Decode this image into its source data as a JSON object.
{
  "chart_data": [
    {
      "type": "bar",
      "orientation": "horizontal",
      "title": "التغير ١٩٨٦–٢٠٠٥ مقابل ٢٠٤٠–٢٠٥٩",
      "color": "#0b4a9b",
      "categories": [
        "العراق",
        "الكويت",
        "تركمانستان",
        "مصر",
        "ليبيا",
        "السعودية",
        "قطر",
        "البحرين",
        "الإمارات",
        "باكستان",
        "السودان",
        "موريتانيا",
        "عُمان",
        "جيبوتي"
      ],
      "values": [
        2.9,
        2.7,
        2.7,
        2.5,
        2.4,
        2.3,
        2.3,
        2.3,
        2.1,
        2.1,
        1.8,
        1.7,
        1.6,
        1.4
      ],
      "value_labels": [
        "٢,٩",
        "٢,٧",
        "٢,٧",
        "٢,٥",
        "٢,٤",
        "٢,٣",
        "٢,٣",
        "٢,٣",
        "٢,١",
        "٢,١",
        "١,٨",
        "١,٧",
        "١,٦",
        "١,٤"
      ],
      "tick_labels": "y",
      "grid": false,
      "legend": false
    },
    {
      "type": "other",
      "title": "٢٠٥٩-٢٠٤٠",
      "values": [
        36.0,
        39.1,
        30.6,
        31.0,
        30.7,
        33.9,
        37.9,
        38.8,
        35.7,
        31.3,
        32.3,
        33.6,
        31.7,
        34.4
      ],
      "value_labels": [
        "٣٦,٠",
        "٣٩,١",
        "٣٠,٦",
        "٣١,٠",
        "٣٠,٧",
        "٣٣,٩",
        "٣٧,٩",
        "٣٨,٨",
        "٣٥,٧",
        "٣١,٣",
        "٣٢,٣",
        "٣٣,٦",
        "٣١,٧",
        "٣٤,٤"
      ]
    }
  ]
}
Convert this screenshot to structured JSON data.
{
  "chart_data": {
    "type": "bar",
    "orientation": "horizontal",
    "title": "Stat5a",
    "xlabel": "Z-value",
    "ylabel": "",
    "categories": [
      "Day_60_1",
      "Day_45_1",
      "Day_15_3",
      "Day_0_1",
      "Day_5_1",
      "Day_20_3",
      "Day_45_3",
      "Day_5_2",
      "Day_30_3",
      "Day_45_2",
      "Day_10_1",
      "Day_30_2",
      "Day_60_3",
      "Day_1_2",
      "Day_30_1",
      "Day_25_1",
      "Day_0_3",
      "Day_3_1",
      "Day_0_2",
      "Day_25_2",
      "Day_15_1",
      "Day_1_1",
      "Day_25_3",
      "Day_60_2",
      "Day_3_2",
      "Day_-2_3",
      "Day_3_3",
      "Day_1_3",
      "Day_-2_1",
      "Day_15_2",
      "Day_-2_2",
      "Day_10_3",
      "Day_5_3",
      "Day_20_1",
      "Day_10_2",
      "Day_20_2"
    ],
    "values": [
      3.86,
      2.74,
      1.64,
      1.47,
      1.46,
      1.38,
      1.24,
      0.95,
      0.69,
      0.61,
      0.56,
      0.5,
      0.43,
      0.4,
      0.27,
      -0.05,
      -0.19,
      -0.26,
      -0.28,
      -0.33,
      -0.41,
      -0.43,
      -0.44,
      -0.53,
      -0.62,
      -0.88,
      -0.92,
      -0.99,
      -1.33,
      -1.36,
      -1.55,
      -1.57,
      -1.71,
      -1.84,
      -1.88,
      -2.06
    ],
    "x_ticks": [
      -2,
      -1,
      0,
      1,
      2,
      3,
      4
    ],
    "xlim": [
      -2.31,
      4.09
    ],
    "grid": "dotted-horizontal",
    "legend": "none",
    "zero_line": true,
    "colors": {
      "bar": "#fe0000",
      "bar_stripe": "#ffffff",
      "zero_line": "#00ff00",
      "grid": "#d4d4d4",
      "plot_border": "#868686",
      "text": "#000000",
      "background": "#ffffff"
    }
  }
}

◆ ◆ ◆ ◆ ◆

### [Problem to solve]
Copy every line of the records word for word.

### [Result for this exercise]
Decode this image into its source data as a JSON object.
{
  "chart_data": [
    {
      "type": "bar",
      "orientation": "horizontal",
      "title": "التغير ١٩٨٦–٢٠٠٥ مقابل ٢٠٤٠–٢٠٥٩",
      "color": "#0b4a9b",
      "categories": [
        "العراق",
        "الكويت",
        "تركمانستان",
        "مصر",
        "ليبيا",
        "السعودية",
        "قطر",
        "البحرين",
        "الإمارات",
        "باكستان",
        "السودان",
        "موريتانيا",
        "عُمان",
        "جيبوتي"
      ],
      "values": [
        2.9,
        2.7,
        2.7,
        2.5,
        2.4,
        2.3,
        2.3,
        2.3,
        2.1,
        2.1,
        1.8,
        1.7,
        1.6,
        1.4
      ],
      "value_labels": [
        "٢,٩",
        "٢,٧",
        "٢,٧",
        "٢,٥",
        "٢,٤",
        "٢,٣",
        "٢,٣",
        "٢,٣",
        "٢,١",
        "٢,١",
        "١,٨",
        "١,٧",
        "١,٦",
        "١,٤"
      ],
      "tick_labels": "y",
      "grid": false,
      "legend": false
    },
    {
      "type": "other",
      "title": "٢٠٥٩-٢٠٤٠",
      "values": [
        36.0,
        39.1,
        30.6,
        31.0,
        30.7,
        33.9,
        37.9,
        38.8,
        35.7,
        31.3,
        32.3,
        33.6,
        31.7,
        34.4
      ],
      "value_labels": [
        "٣٦,٠",
        "٣٩,١",
        "٣٠,٦",
        "٣١,٠",
        "٣٠,٧",
        "٣٣,٩",
        "٣٧,٩",
        "٣٨,٨",
        "٣٥,٧",
        "٣١,٣",
        "٣٢,٣",
        "٣٣,٦",
        "٣١,٧",
        "٣٤,٤"
      ]
    }
  ]
}
Convert this screenshot to structured JSON data.
{
  "chart_data": {
    "type": "bar",
    "orientation": "horizontal",
    "title": "Stat5a",
    "xlabel": "Z-value",
    "ylabel": "",
    "categories": [
      "Day_60_1",
      "Day_45_1",
      "Day_15_3",
      "Day_0_1",
      "Day_5_1",
      "Day_20_3",
      "Day_45_3",
      "Day_5_2",
      "Day_30_3",
      "Day_45_2",
      "Day_10_1",
      "Day_30_2",
      "Day_60_3",
      "Day_1_2",
      "Day_30_1",
      "Day_25_1",
      "Day_0_3",
      "Day_3_1",
      "Day_0_2",
      "Day_25_2",
      "Day_15_1",
      "Day_1_1",
      "Day_25_3",
      "Day_60_2",
      "Day_3_2",
      "Day_-2_3",
      "Day_3_3",
      "Day_1_3",
      "Day_-2_1",
      "Day_15_2",
      "Day_-2_2",
      "Day_10_3",
      "Day_5_3",
      "Day_20_1",
      "Day_10_2",
      "Day_20_2"
    ],
    "values": [
      3.86,
      2.74,
      1.64,
      1.47,
      1.46,
      1.38,
      1.24,
      0.95,
      0.69,
      0.61,
      0.56,
      0.5,
      0.43,
      0.4,
      0.27,
      -0.05,
      -0.19,
      -0.26,
      -0.28,
      -0.33,
      -0.41,
      -0.43,
      -0.44,
      -0.53,
      -0.62,
      -0.88,
      -0.92,
      -0.99,
      -1.33,
      -1.36,
      -1.55,
      -1.57,
      -1.71,
      -1.84,
      -1.88,
      -2.06
    ],
    "x_ticks": [
      -2,
      -1,
      0,
      1,
      2,
      3,
      4
    ],
    "xlim": [
      -2.31,
      4.09
    ],
    "grid": "dotted-horizontal",
    "legend": "none",
    "zero_line": true,
    "colors": {
      "bar": "#fe0000",
      "bar_stripe": "#ffffff",
      "zero_line": "#00ff00",
      "grid": "#d4d4d4",
      "plot_border": "#868686",
      "text": "#000000",
      "background": "#ffffff"
    }
  }
}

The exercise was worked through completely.